*DESCRIPTION OF THE TASK:*
Single out the lines of the material that contain "Tweed" and copy them.

*ENTRIES SUPPLIED:*
—————
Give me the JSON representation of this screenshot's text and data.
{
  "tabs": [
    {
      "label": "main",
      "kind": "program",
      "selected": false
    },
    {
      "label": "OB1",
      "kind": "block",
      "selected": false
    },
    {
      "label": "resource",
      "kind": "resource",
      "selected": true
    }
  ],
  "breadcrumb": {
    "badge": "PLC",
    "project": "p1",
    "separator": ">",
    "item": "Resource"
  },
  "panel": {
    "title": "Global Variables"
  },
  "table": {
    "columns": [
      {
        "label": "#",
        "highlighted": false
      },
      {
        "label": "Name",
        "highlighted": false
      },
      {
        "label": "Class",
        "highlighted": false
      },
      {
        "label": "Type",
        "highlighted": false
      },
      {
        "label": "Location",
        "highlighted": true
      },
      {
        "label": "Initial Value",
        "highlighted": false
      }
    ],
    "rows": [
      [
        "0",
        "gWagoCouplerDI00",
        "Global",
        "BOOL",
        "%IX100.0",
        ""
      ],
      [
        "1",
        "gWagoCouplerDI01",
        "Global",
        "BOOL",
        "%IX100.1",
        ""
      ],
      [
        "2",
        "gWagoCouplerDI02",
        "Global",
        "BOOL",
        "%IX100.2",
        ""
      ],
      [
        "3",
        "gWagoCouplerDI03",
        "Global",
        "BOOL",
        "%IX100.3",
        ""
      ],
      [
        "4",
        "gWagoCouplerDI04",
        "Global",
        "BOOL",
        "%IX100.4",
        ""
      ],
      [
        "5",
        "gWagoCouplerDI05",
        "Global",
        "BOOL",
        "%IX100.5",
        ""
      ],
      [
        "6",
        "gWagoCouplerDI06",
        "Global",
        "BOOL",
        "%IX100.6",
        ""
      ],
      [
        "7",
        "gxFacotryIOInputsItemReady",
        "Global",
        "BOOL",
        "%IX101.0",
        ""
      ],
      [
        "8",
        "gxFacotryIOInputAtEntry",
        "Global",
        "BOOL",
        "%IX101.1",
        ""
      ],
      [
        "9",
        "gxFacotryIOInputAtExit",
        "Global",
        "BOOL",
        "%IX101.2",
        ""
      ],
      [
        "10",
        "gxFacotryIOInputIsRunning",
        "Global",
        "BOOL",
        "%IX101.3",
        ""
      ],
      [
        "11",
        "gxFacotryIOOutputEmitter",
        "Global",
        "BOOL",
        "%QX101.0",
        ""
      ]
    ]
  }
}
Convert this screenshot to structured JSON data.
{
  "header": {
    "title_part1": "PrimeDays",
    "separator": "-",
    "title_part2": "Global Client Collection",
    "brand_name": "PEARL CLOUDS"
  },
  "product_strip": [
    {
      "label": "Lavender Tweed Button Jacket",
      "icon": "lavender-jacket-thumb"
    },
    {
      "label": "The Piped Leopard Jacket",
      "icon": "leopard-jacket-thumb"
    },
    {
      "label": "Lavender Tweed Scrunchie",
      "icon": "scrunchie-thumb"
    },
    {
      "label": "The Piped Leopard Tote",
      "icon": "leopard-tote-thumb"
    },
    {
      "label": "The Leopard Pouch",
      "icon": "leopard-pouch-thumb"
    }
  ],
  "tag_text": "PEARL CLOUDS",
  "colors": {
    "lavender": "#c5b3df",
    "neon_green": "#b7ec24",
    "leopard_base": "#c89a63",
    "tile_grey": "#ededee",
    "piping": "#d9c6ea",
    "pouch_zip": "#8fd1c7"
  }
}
—————
*RESULT FOR THIS EXERCISE:*
      "label": "Lavender Tweed Button Jacket",
      "label": "Lavender Tweed Scrunchie",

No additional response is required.